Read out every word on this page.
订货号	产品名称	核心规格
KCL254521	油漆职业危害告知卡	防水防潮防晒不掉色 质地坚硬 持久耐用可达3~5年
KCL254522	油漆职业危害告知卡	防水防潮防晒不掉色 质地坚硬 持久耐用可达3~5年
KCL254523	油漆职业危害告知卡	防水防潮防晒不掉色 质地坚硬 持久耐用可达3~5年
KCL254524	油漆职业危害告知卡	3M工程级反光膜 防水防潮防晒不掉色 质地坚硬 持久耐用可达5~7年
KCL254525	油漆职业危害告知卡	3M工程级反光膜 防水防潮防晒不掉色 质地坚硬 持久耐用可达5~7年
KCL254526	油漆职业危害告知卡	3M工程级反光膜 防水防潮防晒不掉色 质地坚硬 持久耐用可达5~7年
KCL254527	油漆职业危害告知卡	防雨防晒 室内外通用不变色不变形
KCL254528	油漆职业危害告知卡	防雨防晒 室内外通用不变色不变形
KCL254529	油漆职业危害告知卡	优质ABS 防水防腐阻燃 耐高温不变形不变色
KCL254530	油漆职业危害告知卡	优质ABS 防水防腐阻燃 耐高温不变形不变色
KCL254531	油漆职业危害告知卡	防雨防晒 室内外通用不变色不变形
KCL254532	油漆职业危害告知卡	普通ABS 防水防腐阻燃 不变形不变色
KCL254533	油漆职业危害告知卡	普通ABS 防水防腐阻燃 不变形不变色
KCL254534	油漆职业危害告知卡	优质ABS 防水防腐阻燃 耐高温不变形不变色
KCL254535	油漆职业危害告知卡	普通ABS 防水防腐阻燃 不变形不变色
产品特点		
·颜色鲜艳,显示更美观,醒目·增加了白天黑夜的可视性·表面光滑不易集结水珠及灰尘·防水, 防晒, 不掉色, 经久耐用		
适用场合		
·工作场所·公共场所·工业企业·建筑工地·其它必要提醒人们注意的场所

### Directive
Tally the lines of the material above that contain the word "普通ABS" and report the total alone.

### Answer to this task
3